# Uline Color Poly Bags



## Pwear (Mar 7, 2008)

Has anyone used these:

Color Poly Mailers - Uline

Are they acceptable for shipping use? I can't tell if they're more of a flexible bag, or a real shipping envelope.

Thanks.


----------



## Uncle John (Mar 11, 2007)

We use this type mailer everyday, there fine and cheaper than most other ways to mail.


----------



## ashamutt (Feb 22, 2008)

Pwear said:


> Has anyone used these:
> 
> Color Poly Mailers - Uline
> 
> ...


 
Do you _want color mailers?_

They seem to be kind of expensive....
With shipping these will run you about .44 per mailer!

I get my mailers off of ebay...
500 - 12x15.5 Poly Bags White Plastic shipping Mailers
...and it only costs me 50.80!!! 
shipping included!!!!
...that's only .10 per mailer!!


I do like uline for some things though.... I get *Flap Lock Bags 9x12"* from them ...1000 for 26.00! 


just trying to help.....


----------



## Pwear (Mar 7, 2008)

Thanks! I'll look into those as well.


----------



## Robert H (Mar 27, 2007)

ashamutt said:


> I get my mailers off of ebay...
> 500 - 12x15.5 Poly Bags White Plastic shipping Mailers
> ...and it only costs me 50.80!!!
> shipping included!!!!
> ...that's only .10 per mailer!!


Link?



ashamutt said:


> I do like uline for some things though.... I get *Flap Lock Bags 9x12"* from them ...1000 for 26.00!
> 
> just trying to help.....


an you mail the clear ones? I thought you could only mail the colored or white ones.

- **Information supplied**:

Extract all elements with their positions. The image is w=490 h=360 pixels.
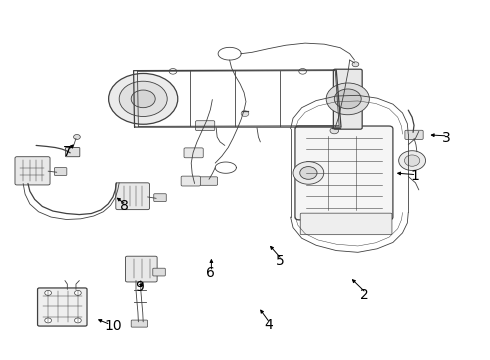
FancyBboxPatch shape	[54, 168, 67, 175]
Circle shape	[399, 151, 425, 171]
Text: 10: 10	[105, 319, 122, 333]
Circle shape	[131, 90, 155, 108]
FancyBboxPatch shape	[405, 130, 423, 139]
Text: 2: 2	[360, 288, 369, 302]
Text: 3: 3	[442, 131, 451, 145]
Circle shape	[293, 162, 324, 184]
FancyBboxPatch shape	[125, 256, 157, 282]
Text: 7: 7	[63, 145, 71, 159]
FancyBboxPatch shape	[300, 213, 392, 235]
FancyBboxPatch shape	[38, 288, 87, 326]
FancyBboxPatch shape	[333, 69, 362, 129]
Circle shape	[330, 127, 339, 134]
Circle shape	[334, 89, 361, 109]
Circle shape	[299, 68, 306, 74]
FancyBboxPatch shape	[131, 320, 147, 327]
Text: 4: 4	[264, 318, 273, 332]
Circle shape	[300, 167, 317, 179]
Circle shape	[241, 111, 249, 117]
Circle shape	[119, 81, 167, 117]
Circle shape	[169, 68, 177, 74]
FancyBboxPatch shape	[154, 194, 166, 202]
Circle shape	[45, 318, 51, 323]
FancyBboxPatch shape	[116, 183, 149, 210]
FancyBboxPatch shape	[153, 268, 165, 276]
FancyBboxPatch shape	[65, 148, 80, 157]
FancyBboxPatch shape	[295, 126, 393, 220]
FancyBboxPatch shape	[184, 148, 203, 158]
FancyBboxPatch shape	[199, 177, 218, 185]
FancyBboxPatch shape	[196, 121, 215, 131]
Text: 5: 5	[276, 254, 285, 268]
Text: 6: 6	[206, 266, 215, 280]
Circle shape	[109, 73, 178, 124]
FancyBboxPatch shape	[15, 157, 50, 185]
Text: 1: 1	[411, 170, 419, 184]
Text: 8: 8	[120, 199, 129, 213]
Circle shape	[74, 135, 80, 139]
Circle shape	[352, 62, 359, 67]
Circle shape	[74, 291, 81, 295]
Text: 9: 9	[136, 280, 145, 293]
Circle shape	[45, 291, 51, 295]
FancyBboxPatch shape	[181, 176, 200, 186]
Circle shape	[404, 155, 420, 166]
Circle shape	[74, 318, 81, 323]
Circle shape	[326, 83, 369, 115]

- **Brief 1**:
From the thread about Uline color poly bags, reproduce word for word the part that begins at the words "Are they acceptable" and stops after the words "(Mar 11, 2007)".
- **Brief 2**:
Write what comes next in the thread about Uline color poly bags, picking up after its last post.

- **Final result 1**:
Are they acceptable for shipping use? I can't tell if they're more of a flexible bag, or a real shipping envelope.

Thanks.


----------



## Uncle John (Mar 11, 2007)

- **Final result 2**:
Does anyone mail the poly bagged shirts through general mail (with no issues) or do you use UPS/FEDEX?


----------



## Uncle John (Mar 11, 2007)

We send them the mail all the time. In 4 years had to replace one shirt.


----------



## Robert H (Mar 27, 2007)

whats postage like in the US for one shirt via USPS?


----------



## queerrep (Jul 18, 2006)

EnvyApparel said:


> whats postage like in the US for one shirt via USPS?


Depends on weight and where it's going. Sending from one coast to the other via USPS First Class will cost around $2.20 for a 7 oz shirt. Priority mail for one shirt would be $4.80.


----------



## Rodney (Nov 3, 2004)

EnvyApparel said:


> Link?
> 
> 
> 
> ...


I get all my shipping supplies from eBay as well. 

I've done a few price comparisons with the same product specs from uline and the ebay seller and the ebay seller (with shipping) is usually 50% of the cost of uline or even less expensive.

Valuemailers is the ebay store I get them from: eBay Store - ValueMailers: poly mailer, mailers, bubble mailer


----------



## ashamutt (Feb 22, 2008)

EnvyApparel said:


> Link?
> 
> 
> 
> ...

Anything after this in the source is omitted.